▶ [DIRECTIONS FOR THIS TASK]: In the records below, find the line that contains "What text is on this page?". Retype that line and all the lines after it through the end, leaving out the pictures.

Entries taken from a collection

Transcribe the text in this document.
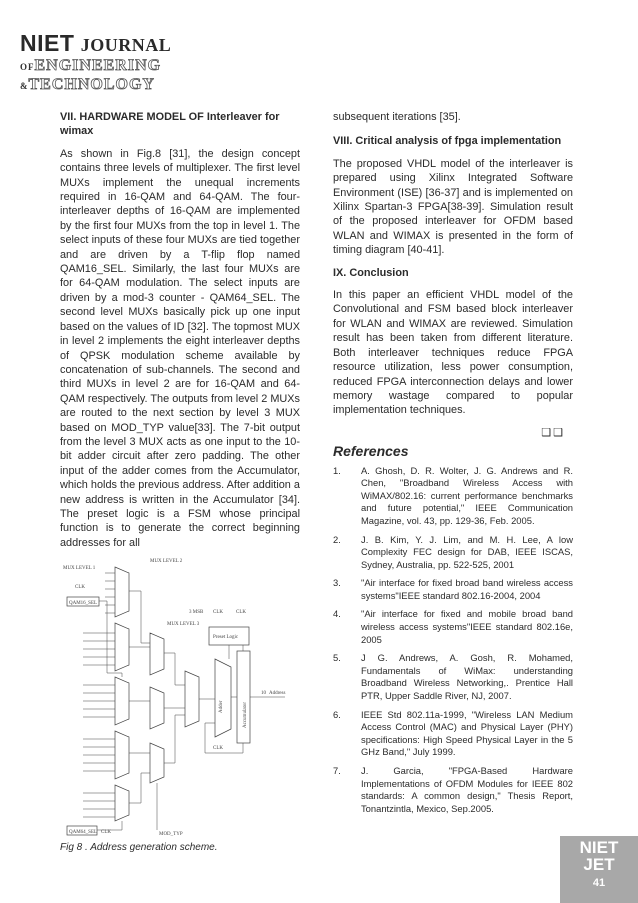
NIET JOURNAL
OFENGINEERING
&TECHNOLOGY
VII. HARDWARE MODEL OF Interleaver for wimax

As shown in Fig.8 [31], the design concept contains three levels of multiplexer. The first level MUXs implement the unequal increments required in 16-QAM and 64-QAM. The four-interleaver depths of 16-QAM are implemented by the first four MUXs from the top in level 1. The select inputs of these four MUXs are tied together and are driven by a T-flip flop named QAM16_SEL. Similarly, the last four MUXs are for 64-QAM modulation. The select inputs are driven by a mod-3 counter - QAM64_SEL. The second level MUXs basically pick up one input based on the values of ID [32]. The topmost MUX in level 2 implements the eight interleaver depths of QPSK modulation scheme available by concatenation of sub-channels. The second and third MUXs in level 2 are for 16-QAM and 64-QAM respectively. The outputs from level 2 MUXs are routed to the next section by level 3 MUX based on MOD_TYP value[33]. The 7-bit output from the level 3 MUX acts as one input to the 10-bit adder circuit after zero padding. The other input of the adder comes from the Accumulator, which holds the previous address. After addition a new address is written in the Accumulator [34]. The preset logic is a FSM whose principal function is to generate the correct beginning addresses for all

MUX LEVEL 2
MUX LEVEL 1
CLK
QAM16_SEL
MUX LEVEL 3
3 MSB CLK	CLK
Preset Logic
Adder	Accumulator
10 Address
CLK
QAM64_SEL CLK	MOD_TYP
Fig 8 . Address generation scheme.

subsequent iterations [35].

VIII. Critical analysis of fpga implementation

The proposed VHDL model of the interleaver is prepared using Xilinx Integrated Software Environment (ISE) [36-37] and is implemented on Xilinx Spartan-3 FPGA[38-39]. Simulation result of the proposed interleaver for OFDM based WLAN and WIMAX is presented in the form of timing diagram [40-41].

IX. Conclusion

In this paper an efficient VHDL model of the Convolutional and FSM based block interleaver for WLAN and WIMAX are reviewed. Simulation result has been taken from different literature. Both interleaver techniques reduce FPGA resource utilization, less power consumption, reduced FPGA interconnection delays and lower memory wastage compared to popular implementation techniques.

❑❑
References
1.	A. Ghosh, D. R. Wolter, J. G. Andrews and R. Chen, "Broadband Wireless Access with WiMAX/802.16: current performance benchmarks and future potential," IEEE Communication Magazine, vol. 43, pp. 129-36, Feb. 2005.
2.	J. B. Kim, Y. J. Lim, and M. H. Lee, A low Complexity FEC design for DAB, IEEE ISCAS, Sydney, Australia, pp. 522-525, 2001
3.	"Air interface for fixed broad band wireless access systems"IEEE standard 802.16-2004, 2004
4.	"Air interface for fixed and mobile broad band wireless access systems"IEEE standard 802.16e, 2005
5.	J G. Andrews, A. Gosh, R. Mohamed, Fundamentals of WiMax: understanding Broadband Wireless Networking,. Prentice Hall PTR, Upper Saddle River, NJ, 2007.
6.	IEEE Std 802.11a-1999, "Wireless LAN Medium Access Control (MAC) and Physical Layer (PHY) specifications: High Speed Physical Layer in the 5 GHz Band," July 1999.
7.	J. Garcia, "FPGA-Based Hardware Implementations of OFDM Modules for IEEE 802 standards: A common design," Thesis Report, Tonantzintla, Mexico, Sep.2005.
NIET
JET
41
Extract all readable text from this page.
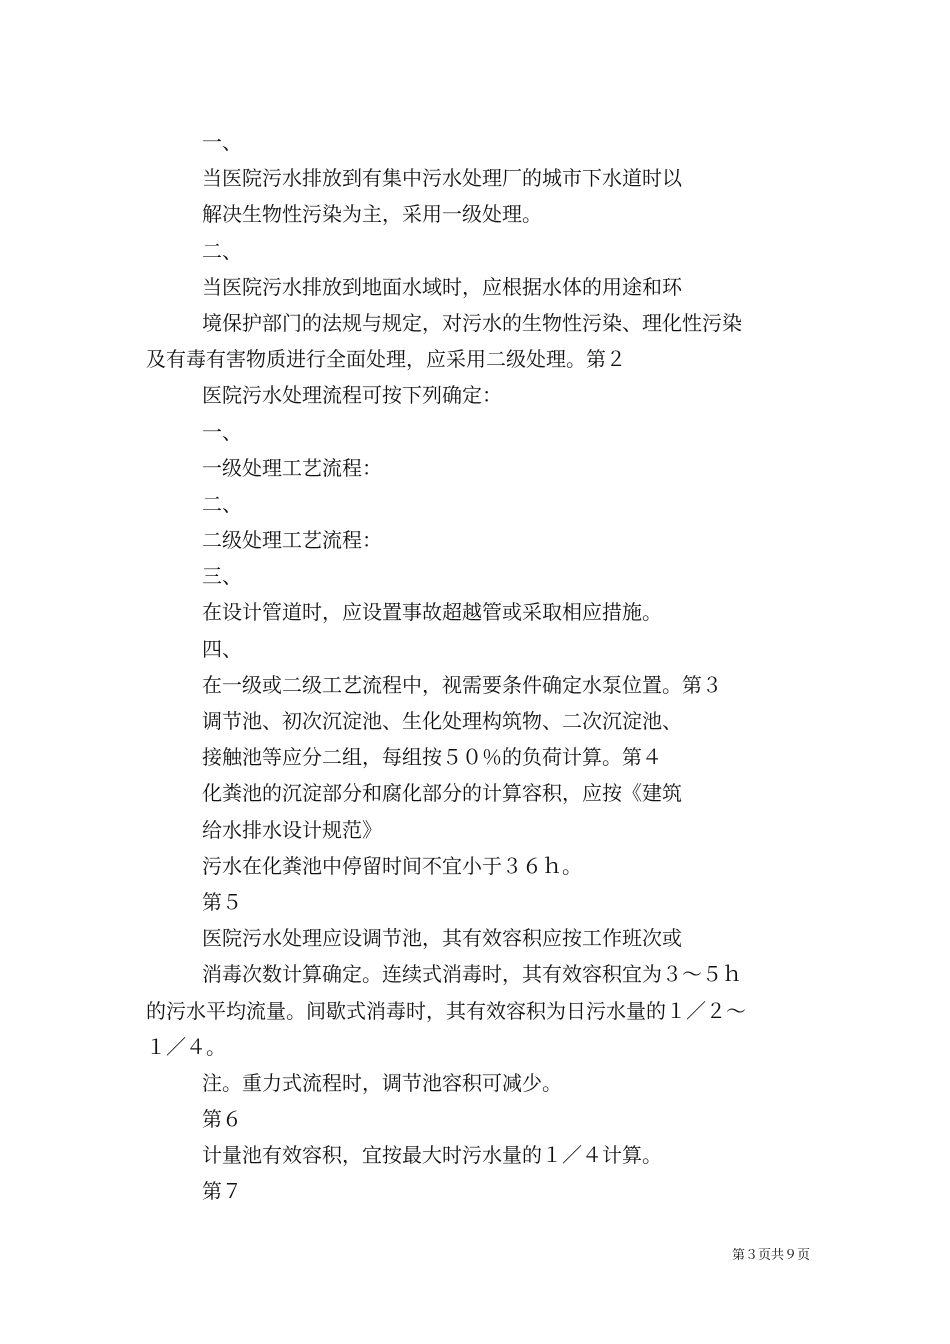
一、
当医院污水排放到有集中污水处理厂的城市下水道时以
解决生物性污染为主，采用一级处理。
二、
当医院污水排放到地面水域时，应根据水体的用途和环
境保护部门的法规与规定，对污水的生物性污染、理化性污染
及有毒有害物质进行全面处理，应采用二级处理。第２
医院污水处理流程可按下列确定：
一、
一级处理工艺流程：
二、
二级处理工艺流程：
三、
在设计管道时，应设置事故超越管或采取相应措施。
四、
在一级或二级工艺流程中，视需要条件确定水泵位置。第３
调节池、初次沉淀池、生化处理构筑物、二次沉淀池、
接触池等应分二组，每组按５０％的负荷计算。第４
化粪池的沉淀部分和腐化部分的计算容积，应按《建筑
给水排水设计规范》
污水在化粪池中停留时间不宜小于３６ｈ。
第５
医院污水处理应设调节池，其有效容积应按工作班次或
消毒次数计算确定。连续式消毒时，其有效容积宜为３～５ｈ
的污水平均流量。间歇式消毒时，其有效容积为日污水量的１／２～
１／４。
注。重力式流程时，调节池容积可减少。
第６
计量池有效容积，宜按最大时污水量的１／４计算。
第７
第３页共９页
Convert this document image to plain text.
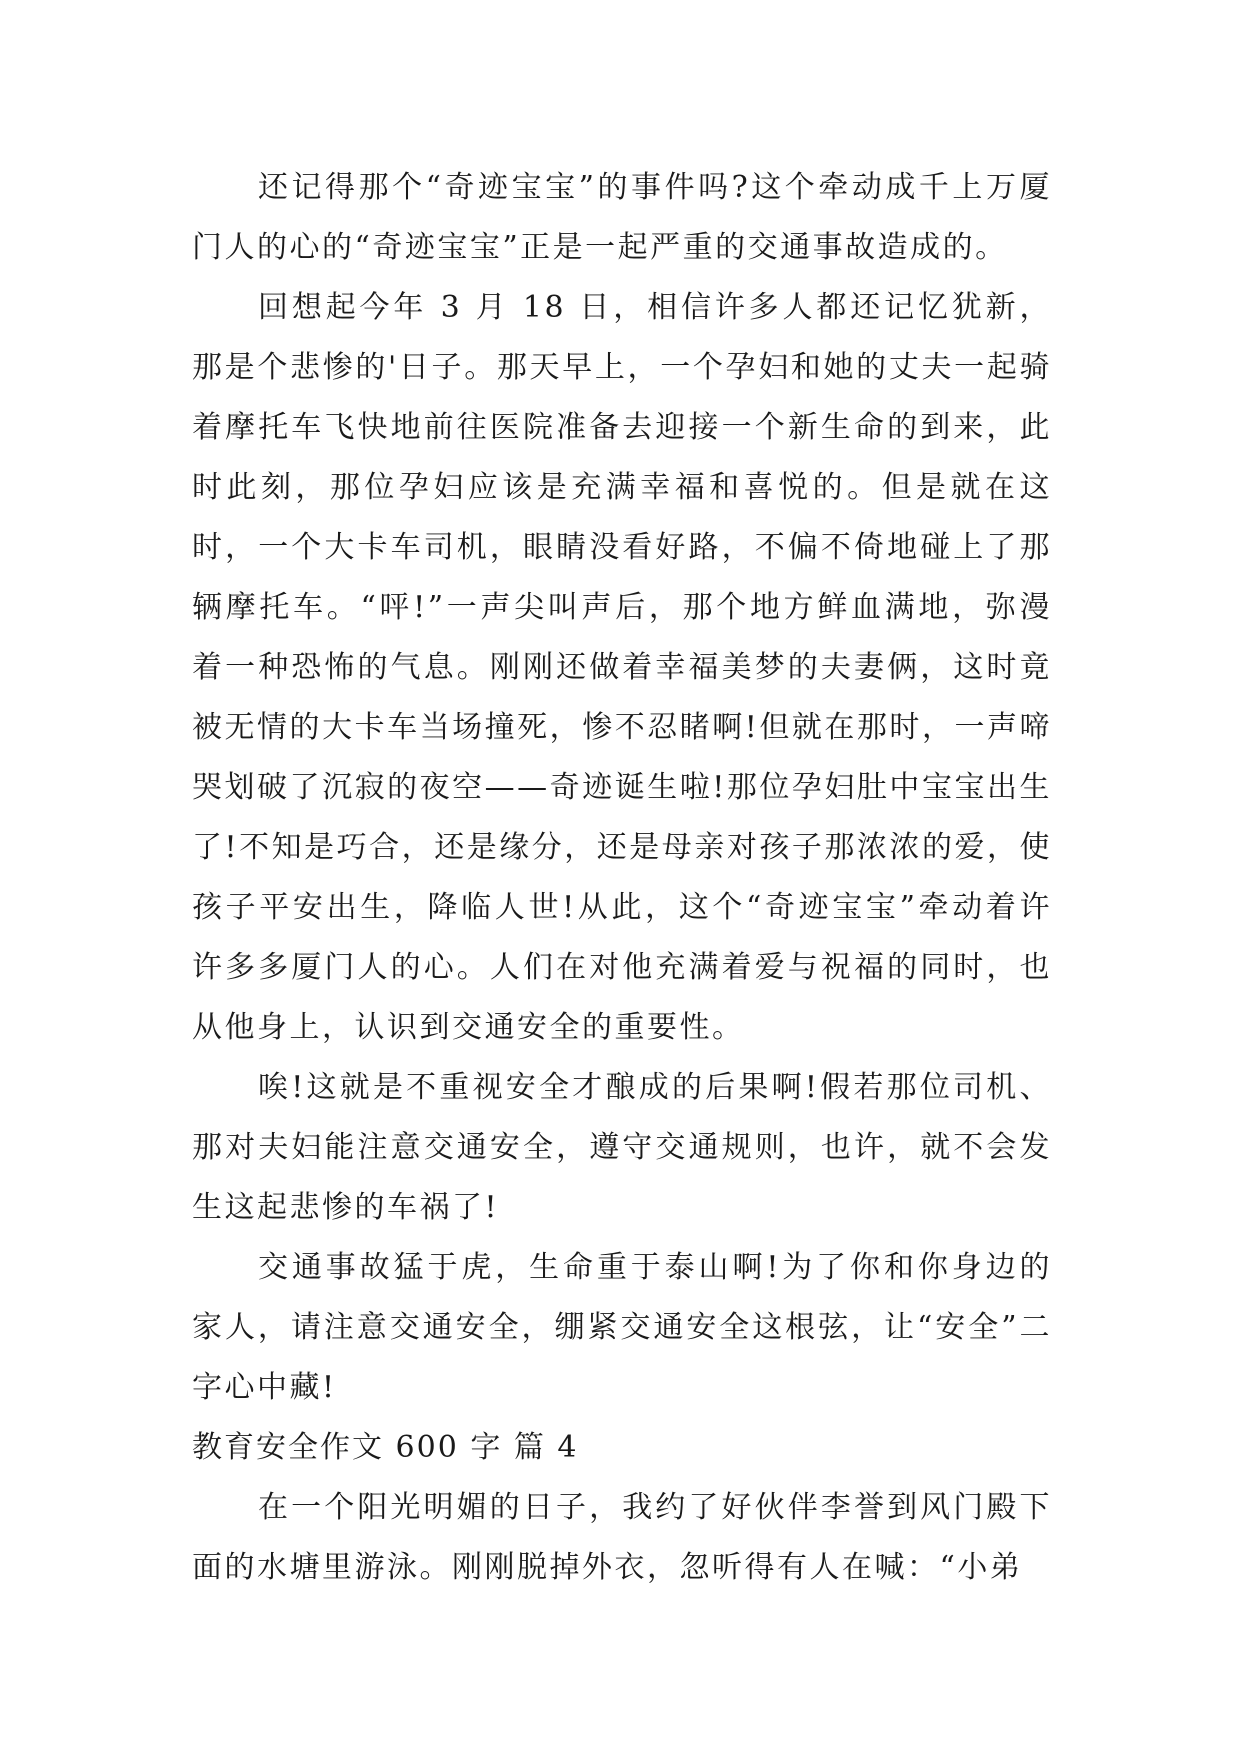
还记得那个“奇迹宝宝”的事件吗?这个牵动成千上万厦门人的心的“奇迹宝宝”正是一起严重的交通事故造成的。

回想起今年 3 月 18 日，相信许多人都还记忆犹新，那是个悲惨的'日子。那天早上，一个孕妇和她的丈夫一起骑着摩托车飞快地前往医院准备去迎接一个新生命的到来，此时此刻，那位孕妇应该是充满幸福和喜悦的。但是就在这时，一个大卡车司机，眼睛没看好路，不偏不倚地碰上了那辆摩托车。“呯!”一声尖叫声后，那个地方鲜血满地，弥漫着一种恐怖的气息。刚刚还做着幸福美梦的夫妻俩，这时竟被无情的大卡车当场撞死，惨不忍睹啊!但就在那时，一声啼哭划破了沉寂的夜空——奇迹诞生啦!那位孕妇肚中宝宝出生了!不知是巧合，还是缘分，还是母亲对孩子那浓浓的爱，使孩子平安出生，降临人世!从此，这个“奇迹宝宝”牵动着许许多多厦门人的心。人们在对他充满着爱与祝福的同时，也从他身上，认识到交通安全的重要性。

唉!这就是不重视安全才酿成的后果啊!假若那位司机、那对夫妇能注意交通安全，遵守交通规则，也许，就不会发生这起悲惨的车祸了!

交通事故猛于虎，生命重于泰山啊!为了你和你身边的家人，请注意交通安全，绷紧交通安全这根弦，让“安全”二字心中藏!

教育安全作文 600 字 篇 4

在一个阳光明媚的日子，我约了好伙伴李誉到风门殿下面的水塘里游泳。刚刚脱掉外衣，忽听得有人在喊：“小弟
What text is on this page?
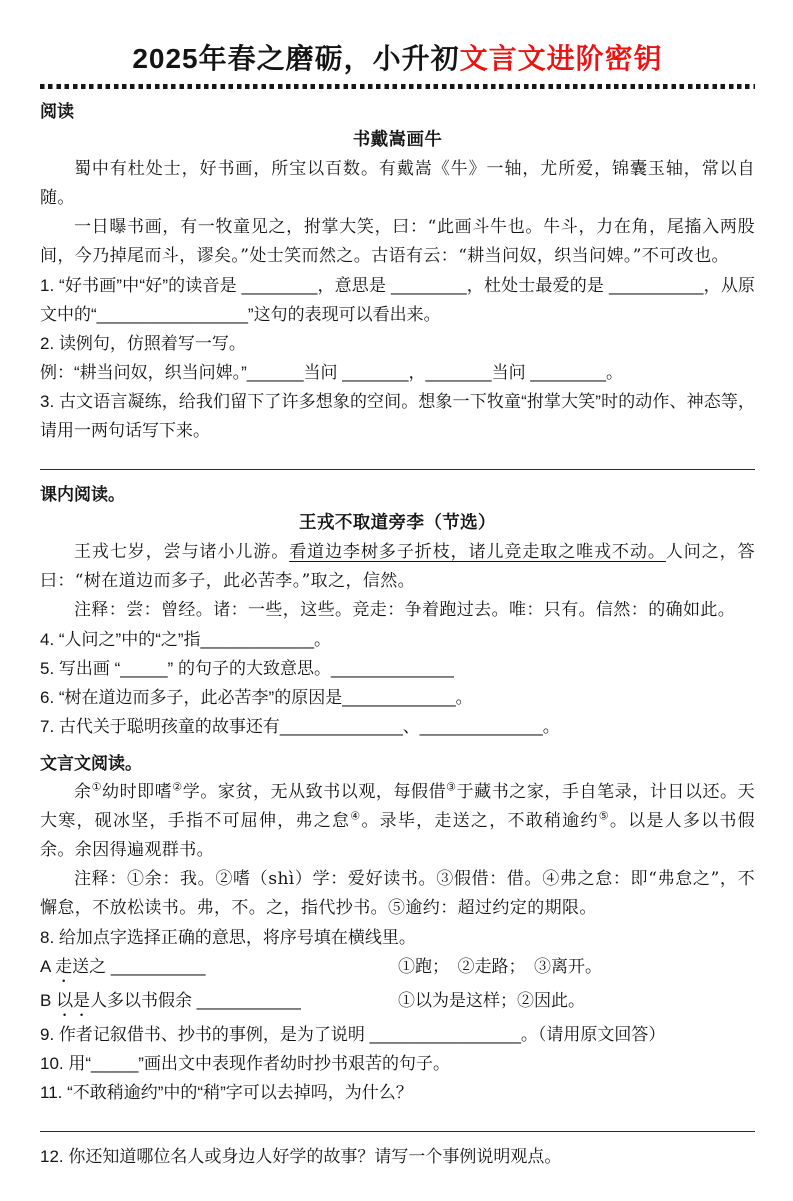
2025年春之磨砺，小升初文言文进阶密钥
阅读

书戴嵩画牛

蜀中有杜处士，好书画，所宝以百数。有戴嵩《牛》一轴，尤所爱，锦囊玉轴，常以自随。

一日曝书画，有一牧童见之，拊掌大笑，曰：“此画斗牛也。牛斗，力在角，尾搐入两股间，今乃掉尾而斗，谬矣。”处士笑而然之。古语有云：“耕当问奴，织当问婢。”不可改也。

1. “好书画”中“好”的读音是 ________，意思是 ________，杜处士最爱的是 __________，从原文中的“________________”这句的表现可以看出来。

2. 读例句，仿照着写一写。

例：“耕当问奴，织当问婢。”______当问 _______，_______当问 ________。

3. 古文语言凝练，给我们留下了许多想象的空间。想象一下牧童“拊掌大笑”时的动作、神态等，请用一两句话写下来。

课内阅读。

王戎不取道旁李（节选）

王戎七岁，尝与诸小儿游。看道边李树多子折枝，诸儿竞走取之唯戎不动。人问之，答曰：“树在道边而多子，此必苦李。”取之，信然。

注释：尝：曾经。诸：一些，这些。竞走：争着跑过去。唯：只有。信然：的确如此。

4. “人问之”中的“之”指____________。

5. 写出画 “_____” 的句子的大致意思。_____________

6. “树在道边而多子，此必苦李”的原因是____________。

7. 古代关于聪明孩童的故事还有_____________、_____________。

文言文阅读。

余①幼时即嗜②学。家贫，无从致书以观，每假借③于藏书之家，手自笔录，计日以还。天大寒，砚冰坚，手指不可屈伸，弗之怠④。录毕，走送之，不敢稍逾约⑤。以是人多以书假余。余因得遍观群书。

注释：①余：我。②嗜（shì）学：爱好读书。③假借：借。④弗之怠：即“弗怠之”，不懈怠，不放松读书。弗，不。之，指代抄书。⑤逾约：超过约定的期限。

8. 给加点字选择正确的意思，将序号填在横线里。

A 走送之 __________	①跑；　②走路；　③离开。

B 以是人多以书假余 ___________	①以为是这样；②因此。

9. 作者记叙借书、抄书的事例，是为了说明 ________________。（请用原文回答）

10. 用“_____”画出文中表现作者幼时抄书艰苦的句子。

11. “不敢稍逾约”中的“稍”字可以去掉吗，为什么？

12. 你还知道哪位名人或身边人好学的故事？请写一个事例说明观点。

▶ [IN RESPONSE]:
What text is on this page?
2025年春之磨砺，小升初文言文进阶密钥
阅读

书戴嵩画牛

蜀中有杜处士，好书画，所宝以百数。有戴嵩《牛》一轴，尤所爱，锦囊玉轴，常以自随。

一日曝书画，有一牧童见之，拊掌大笑，曰：“此画斗牛也。牛斗，力在角，尾搐入两股间，今乃掉尾而斗，谬矣。”处士笑而然之。古语有云：“耕当问奴，织当问婢。”不可改也。

1. “好书画”中“好”的读音是 ________，意思是 ________，杜处士最爱的是 __________，从原文中的“________________”这句的表现可以看出来。

2. 读例句，仿照着写一写。

例：“耕当问奴，织当问婢。”______当问 _______，_______当问 ________。

3. 古文语言凝练，给我们留下了许多想象的空间。想象一下牧童“拊掌大笑”时的动作、神态等，请用一两句话写下来。

课内阅读。

王戎不取道旁李（节选）

王戎七岁，尝与诸小儿游。看道边李树多子折枝，诸儿竞走取之唯戎不动。人问之，答曰：“树在道边而多子，此必苦李。”取之，信然。

注释：尝：曾经。诸：一些，这些。竞走：争着跑过去。唯：只有。信然：的确如此。

4. “人问之”中的“之”指____________。

5. 写出画 “_____” 的句子的大致意思。_____________

6. “树在道边而多子，此必苦李”的原因是____________。

7. 古代关于聪明孩童的故事还有_____________、_____________。

文言文阅读。

余①幼时即嗜②学。家贫，无从致书以观，每假借③于藏书之家，手自笔录，计日以还。天大寒，砚冰坚，手指不可屈伸，弗之怠④。录毕，走送之，不敢稍逾约⑤。以是人多以书假余。余因得遍观群书。

注释：①余：我。②嗜（shì）学：爱好读书。③假借：借。④弗之怠：即“弗怠之”，不懈怠，不放松读书。弗，不。之，指代抄书。⑤逾约：超过约定的期限。

8. 给加点字选择正确的意思，将序号填在横线里。

A 走送之 __________	①跑；　②走路；　③离开。

B 以是人多以书假余 ___________	①以为是这样；②因此。

9. 作者记叙借书、抄书的事例，是为了说明 ________________。（请用原文回答）

10. 用“_____”画出文中表现作者幼时抄书艰苦的句子。

11. “不敢稍逾约”中的“稍”字可以去掉吗，为什么？

12. 你还知道哪位名人或身边人好学的故事？请写一个事例说明观点。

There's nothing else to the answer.